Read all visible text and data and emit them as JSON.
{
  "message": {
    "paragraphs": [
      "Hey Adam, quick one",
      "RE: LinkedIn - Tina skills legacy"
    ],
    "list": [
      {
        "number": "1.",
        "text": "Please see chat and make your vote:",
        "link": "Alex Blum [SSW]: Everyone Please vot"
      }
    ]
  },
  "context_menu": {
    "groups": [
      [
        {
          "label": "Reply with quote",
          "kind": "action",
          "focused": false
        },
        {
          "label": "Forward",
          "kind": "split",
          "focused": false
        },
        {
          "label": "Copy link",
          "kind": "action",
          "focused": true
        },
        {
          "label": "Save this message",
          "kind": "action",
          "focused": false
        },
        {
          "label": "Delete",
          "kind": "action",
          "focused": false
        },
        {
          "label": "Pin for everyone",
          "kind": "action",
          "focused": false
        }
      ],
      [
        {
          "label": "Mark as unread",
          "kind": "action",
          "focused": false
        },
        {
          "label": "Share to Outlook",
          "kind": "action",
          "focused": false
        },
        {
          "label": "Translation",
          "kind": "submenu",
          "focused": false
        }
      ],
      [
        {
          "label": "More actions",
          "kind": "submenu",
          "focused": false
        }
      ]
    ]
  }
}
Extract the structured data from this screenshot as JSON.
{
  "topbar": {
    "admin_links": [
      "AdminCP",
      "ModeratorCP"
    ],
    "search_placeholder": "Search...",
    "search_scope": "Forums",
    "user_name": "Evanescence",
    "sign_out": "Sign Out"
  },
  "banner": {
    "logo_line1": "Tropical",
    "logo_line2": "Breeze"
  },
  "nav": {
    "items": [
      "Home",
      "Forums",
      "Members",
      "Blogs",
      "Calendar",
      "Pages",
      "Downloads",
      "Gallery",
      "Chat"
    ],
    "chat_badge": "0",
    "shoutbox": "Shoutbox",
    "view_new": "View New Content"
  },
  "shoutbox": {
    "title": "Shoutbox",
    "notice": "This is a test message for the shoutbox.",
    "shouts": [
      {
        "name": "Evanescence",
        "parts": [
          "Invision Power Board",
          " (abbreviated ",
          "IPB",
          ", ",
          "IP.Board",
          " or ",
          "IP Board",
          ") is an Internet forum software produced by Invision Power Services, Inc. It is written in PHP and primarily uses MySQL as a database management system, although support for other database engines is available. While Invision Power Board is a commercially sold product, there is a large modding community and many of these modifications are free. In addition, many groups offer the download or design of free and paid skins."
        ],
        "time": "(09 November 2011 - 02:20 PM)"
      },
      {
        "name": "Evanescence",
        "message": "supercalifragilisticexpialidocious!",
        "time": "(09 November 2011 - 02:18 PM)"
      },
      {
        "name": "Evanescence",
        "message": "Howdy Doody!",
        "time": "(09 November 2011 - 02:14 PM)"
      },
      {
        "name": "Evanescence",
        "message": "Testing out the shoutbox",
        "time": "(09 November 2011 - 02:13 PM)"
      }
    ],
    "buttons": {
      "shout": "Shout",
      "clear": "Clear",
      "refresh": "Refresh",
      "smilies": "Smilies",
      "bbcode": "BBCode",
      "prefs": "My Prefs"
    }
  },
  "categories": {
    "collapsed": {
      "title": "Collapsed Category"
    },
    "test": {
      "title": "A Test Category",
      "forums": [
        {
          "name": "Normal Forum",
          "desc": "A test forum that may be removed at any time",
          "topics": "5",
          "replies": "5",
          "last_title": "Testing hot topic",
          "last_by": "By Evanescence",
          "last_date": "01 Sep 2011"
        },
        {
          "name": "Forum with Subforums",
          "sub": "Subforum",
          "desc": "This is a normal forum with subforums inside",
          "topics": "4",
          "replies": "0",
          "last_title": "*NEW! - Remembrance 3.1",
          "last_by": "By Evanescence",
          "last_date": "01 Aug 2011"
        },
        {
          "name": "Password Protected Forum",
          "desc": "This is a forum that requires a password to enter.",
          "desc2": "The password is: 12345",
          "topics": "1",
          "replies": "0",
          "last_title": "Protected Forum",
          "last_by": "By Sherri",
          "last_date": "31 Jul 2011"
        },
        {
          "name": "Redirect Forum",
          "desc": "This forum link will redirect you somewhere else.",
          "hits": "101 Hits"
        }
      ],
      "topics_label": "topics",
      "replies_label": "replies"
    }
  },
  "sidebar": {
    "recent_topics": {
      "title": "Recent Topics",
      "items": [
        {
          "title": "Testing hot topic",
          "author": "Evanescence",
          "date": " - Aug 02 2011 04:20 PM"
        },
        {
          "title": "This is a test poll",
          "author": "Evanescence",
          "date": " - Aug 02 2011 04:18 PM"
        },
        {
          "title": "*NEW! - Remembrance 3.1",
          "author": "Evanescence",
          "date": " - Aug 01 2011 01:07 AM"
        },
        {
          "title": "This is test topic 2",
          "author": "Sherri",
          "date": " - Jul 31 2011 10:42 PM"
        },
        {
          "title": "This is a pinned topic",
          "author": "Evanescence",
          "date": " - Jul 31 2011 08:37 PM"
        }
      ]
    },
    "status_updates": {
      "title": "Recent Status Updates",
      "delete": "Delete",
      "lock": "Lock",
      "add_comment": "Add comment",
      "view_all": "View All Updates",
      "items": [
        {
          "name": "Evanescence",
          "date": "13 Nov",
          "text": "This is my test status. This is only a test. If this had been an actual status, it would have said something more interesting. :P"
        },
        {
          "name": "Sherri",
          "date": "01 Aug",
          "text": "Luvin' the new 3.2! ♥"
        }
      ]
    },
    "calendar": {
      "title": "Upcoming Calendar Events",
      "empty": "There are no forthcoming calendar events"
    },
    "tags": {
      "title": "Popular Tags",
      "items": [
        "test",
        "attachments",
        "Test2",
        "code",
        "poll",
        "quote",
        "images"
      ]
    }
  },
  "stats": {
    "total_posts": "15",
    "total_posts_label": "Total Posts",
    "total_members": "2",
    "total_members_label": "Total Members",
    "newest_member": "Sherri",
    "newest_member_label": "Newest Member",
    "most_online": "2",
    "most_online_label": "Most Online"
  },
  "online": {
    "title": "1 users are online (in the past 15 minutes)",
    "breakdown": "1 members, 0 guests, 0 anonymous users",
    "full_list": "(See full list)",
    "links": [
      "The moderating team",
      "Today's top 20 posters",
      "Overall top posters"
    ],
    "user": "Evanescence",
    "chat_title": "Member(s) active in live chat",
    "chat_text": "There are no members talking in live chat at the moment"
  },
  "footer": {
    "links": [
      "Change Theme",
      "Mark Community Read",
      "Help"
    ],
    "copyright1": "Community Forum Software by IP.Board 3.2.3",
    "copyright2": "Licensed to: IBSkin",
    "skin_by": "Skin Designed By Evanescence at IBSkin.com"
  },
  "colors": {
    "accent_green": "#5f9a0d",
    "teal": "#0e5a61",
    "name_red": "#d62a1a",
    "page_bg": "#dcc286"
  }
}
================================
> _Work required_:
Show all lines above holding "time".

> _Finished answer_:
        "time": "(09 November 2011 - 02:20 PM)"
        "time": "(09 November 2011 - 02:18 PM)"
        "time": "(09 November 2011 - 02:14 PM)"
        "time": "(09 November 2011 - 02:13 PM)"
          "desc": "A test forum that may be removed at any time",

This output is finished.